> [Problem details]
Where a line holds the word "deren", copy that line.

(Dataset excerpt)
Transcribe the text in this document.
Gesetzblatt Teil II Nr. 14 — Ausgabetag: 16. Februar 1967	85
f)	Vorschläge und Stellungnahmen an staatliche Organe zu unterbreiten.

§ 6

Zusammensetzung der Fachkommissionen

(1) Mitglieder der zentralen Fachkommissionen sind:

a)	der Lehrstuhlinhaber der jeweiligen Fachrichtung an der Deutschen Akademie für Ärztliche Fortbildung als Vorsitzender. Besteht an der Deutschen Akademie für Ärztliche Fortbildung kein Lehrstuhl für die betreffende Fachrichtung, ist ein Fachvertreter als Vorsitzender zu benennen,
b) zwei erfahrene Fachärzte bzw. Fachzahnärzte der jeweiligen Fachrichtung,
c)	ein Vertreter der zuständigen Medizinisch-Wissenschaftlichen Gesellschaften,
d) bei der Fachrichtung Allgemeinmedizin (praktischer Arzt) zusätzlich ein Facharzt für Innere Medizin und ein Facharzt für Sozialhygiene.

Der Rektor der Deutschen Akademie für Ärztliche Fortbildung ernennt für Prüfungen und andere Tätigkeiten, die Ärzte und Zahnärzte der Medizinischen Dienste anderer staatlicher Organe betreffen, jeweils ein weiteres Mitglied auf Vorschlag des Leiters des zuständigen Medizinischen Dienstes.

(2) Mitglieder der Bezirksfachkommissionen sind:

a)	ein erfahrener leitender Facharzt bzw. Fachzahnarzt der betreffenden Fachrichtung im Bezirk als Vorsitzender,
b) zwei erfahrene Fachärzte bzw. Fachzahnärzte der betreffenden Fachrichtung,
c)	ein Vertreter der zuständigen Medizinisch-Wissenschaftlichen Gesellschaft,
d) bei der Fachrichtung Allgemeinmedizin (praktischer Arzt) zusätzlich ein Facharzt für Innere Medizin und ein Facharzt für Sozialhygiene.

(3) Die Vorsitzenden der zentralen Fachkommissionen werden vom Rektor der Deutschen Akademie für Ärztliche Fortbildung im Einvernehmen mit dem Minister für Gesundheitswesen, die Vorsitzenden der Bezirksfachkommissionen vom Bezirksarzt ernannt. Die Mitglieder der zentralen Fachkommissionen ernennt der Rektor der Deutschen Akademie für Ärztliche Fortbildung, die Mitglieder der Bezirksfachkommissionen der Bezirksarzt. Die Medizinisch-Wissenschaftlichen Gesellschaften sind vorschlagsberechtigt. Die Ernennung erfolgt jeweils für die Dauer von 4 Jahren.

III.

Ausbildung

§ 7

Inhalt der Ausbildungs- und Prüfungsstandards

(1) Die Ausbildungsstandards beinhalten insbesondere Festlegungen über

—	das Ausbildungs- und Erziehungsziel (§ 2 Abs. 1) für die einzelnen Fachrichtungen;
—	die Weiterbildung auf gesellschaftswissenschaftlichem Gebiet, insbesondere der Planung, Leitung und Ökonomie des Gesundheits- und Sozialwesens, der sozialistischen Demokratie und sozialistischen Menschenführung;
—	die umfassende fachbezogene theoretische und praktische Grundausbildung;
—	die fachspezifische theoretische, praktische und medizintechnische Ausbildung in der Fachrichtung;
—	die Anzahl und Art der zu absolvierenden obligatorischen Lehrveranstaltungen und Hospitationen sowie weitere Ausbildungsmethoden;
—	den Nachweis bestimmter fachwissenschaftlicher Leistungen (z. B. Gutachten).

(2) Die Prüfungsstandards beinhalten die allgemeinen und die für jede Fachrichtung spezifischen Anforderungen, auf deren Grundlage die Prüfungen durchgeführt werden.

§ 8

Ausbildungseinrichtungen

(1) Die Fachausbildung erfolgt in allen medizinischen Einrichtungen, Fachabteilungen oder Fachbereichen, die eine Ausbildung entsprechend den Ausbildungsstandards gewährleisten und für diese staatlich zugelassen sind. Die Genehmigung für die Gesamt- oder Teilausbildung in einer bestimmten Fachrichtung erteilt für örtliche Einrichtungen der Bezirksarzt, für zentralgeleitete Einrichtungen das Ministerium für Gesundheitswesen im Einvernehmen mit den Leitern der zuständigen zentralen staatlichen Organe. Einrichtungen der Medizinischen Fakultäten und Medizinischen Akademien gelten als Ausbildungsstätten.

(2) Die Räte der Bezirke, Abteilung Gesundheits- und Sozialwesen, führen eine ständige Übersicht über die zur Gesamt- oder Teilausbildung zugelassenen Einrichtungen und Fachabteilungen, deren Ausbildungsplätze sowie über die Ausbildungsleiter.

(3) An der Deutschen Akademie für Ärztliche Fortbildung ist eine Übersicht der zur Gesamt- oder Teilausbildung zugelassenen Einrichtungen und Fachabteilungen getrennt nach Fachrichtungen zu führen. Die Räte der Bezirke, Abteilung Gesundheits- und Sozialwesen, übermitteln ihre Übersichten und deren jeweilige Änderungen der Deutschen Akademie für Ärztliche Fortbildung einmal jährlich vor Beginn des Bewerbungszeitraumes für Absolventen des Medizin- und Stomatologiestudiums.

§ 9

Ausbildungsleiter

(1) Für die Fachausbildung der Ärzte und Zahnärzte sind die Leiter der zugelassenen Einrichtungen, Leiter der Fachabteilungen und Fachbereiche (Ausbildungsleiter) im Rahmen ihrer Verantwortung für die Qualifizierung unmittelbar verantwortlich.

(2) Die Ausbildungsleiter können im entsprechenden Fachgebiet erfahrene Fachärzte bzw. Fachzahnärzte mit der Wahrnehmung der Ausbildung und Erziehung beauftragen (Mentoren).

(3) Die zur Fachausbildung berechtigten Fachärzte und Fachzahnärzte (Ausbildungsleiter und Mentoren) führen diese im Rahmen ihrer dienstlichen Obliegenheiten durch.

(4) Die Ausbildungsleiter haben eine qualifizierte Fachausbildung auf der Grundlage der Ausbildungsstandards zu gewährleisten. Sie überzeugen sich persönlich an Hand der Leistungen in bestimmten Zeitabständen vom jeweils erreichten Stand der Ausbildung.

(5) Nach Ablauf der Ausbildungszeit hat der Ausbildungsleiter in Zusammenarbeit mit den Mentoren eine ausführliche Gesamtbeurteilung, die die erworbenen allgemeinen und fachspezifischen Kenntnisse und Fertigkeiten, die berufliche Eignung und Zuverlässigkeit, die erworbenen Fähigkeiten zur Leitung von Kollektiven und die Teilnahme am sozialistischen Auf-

--

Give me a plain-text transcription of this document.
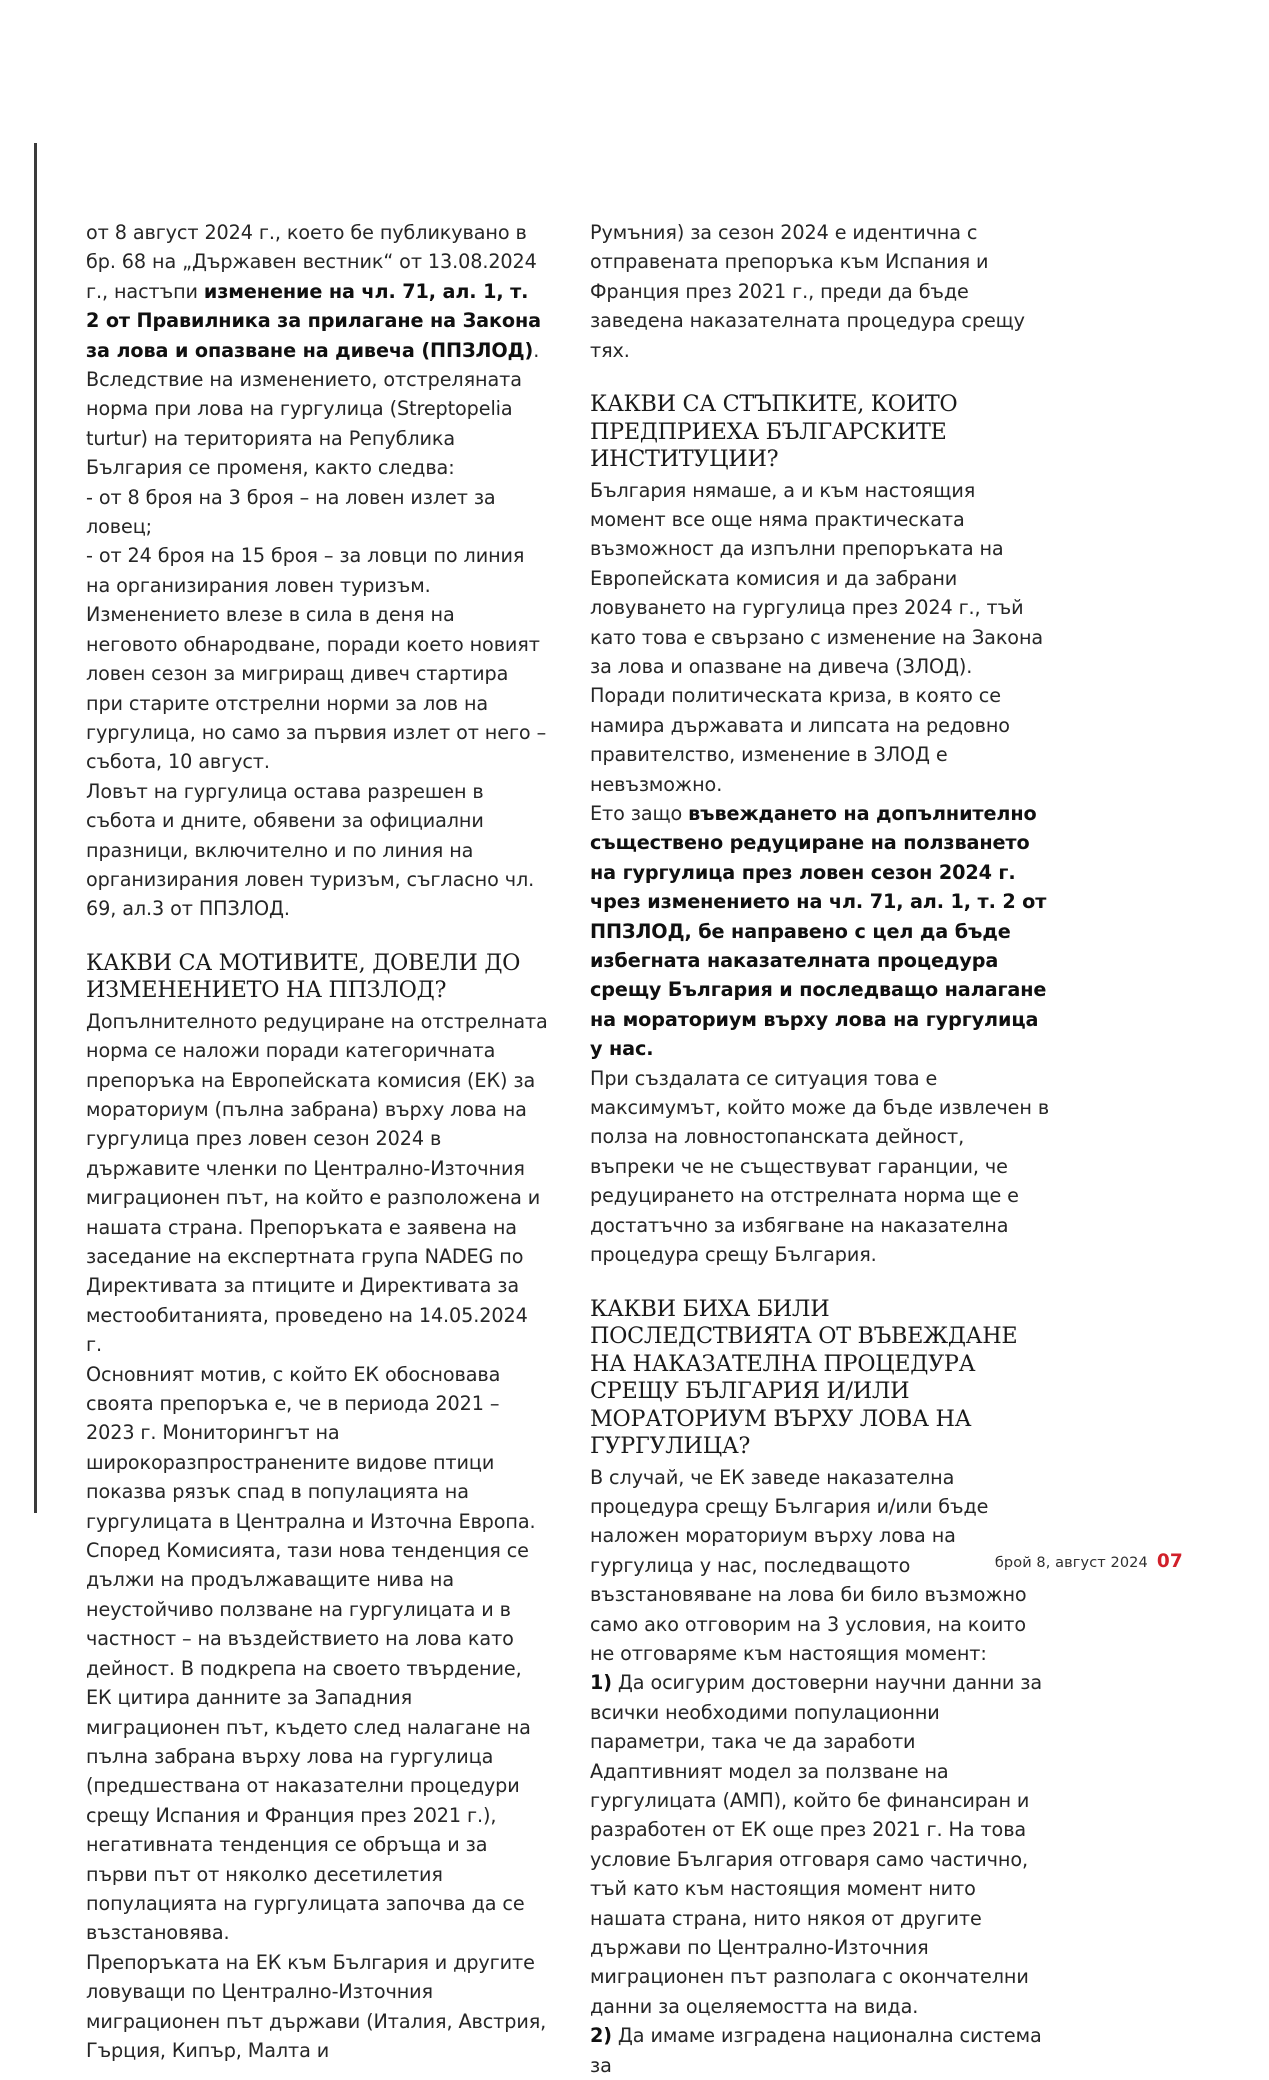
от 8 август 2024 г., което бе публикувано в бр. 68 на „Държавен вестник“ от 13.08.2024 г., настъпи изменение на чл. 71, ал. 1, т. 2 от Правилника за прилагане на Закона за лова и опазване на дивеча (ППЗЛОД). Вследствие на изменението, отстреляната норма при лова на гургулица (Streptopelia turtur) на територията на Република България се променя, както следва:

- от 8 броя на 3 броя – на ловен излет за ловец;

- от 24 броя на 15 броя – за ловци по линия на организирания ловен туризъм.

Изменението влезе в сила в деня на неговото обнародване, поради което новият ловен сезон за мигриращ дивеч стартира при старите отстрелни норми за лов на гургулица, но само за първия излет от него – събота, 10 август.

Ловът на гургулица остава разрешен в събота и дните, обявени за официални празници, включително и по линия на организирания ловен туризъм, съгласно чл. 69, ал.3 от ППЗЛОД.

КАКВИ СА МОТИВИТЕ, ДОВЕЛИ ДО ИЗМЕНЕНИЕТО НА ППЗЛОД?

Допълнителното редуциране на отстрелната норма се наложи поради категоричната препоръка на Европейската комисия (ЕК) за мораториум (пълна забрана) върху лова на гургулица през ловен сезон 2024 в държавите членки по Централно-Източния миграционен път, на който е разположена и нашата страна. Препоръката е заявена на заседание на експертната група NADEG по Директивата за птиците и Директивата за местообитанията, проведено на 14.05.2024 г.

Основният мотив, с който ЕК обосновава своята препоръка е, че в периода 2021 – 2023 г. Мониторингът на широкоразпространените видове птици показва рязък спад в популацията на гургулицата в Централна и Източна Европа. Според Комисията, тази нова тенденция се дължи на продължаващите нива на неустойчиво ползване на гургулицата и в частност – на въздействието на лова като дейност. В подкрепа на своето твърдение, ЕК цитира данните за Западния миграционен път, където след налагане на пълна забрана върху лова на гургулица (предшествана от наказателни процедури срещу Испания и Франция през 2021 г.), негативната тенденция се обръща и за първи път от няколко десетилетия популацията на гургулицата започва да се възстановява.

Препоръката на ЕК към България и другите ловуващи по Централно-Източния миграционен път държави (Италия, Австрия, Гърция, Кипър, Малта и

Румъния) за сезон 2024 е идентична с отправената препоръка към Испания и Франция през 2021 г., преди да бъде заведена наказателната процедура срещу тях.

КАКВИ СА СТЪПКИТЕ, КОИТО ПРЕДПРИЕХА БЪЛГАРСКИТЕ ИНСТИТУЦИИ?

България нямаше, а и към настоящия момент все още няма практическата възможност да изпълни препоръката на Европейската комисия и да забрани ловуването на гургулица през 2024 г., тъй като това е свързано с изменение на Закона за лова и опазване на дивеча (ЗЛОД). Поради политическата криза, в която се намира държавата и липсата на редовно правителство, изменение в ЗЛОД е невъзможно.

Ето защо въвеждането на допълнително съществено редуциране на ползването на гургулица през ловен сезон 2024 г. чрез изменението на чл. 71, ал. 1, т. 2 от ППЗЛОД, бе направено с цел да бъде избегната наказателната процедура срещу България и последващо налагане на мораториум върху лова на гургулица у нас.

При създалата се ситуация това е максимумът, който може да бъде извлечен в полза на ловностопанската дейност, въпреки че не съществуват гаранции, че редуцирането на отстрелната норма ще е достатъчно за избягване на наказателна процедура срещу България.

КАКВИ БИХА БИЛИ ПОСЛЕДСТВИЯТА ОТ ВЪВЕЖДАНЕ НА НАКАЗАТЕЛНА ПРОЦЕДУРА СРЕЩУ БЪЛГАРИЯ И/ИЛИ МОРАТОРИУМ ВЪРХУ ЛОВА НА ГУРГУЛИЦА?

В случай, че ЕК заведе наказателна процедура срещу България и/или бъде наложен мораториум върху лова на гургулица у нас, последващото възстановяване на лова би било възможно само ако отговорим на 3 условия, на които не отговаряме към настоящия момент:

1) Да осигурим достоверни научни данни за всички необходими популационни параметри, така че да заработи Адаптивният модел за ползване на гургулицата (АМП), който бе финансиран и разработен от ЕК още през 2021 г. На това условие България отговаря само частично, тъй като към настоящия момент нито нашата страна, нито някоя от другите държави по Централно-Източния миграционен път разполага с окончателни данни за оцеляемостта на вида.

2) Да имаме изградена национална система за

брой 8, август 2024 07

> [Response]
(2) Die Prüfungsstandards beinhalten die allgemeinen und die für jede Fachrichtung spezifischen Anforderungen, auf deren Grundlage die Prüfungen durchgeführt werden.
(2) Die Räte der Bezirke, Abteilung Gesundheits- und Sozialwesen, führen eine ständige Übersicht über die zur Gesamt- oder Teilausbildung zugelassenen Einrichtungen und Fachabteilungen, deren Ausbildungsplätze sowie über die Ausbildungsleiter.
(3) An der Deutschen Akademie für Ärztliche Fortbildung ist eine Übersicht der zur Gesamt- oder Teilausbildung zugelassenen Einrichtungen und Fachabteilungen getrennt nach Fachrichtungen zu führen. Die Räte der Bezirke, Abteilung Gesundheits- und Sozialwesen, übermitteln ihre Übersichten und deren jeweilige Änderungen der Deutschen Akademie für Ärztliche Fortbildung einmal jährlich vor Beginn des Bewerbungszeitraumes für Absolventen des Medizin- und Stomatologiestudiums.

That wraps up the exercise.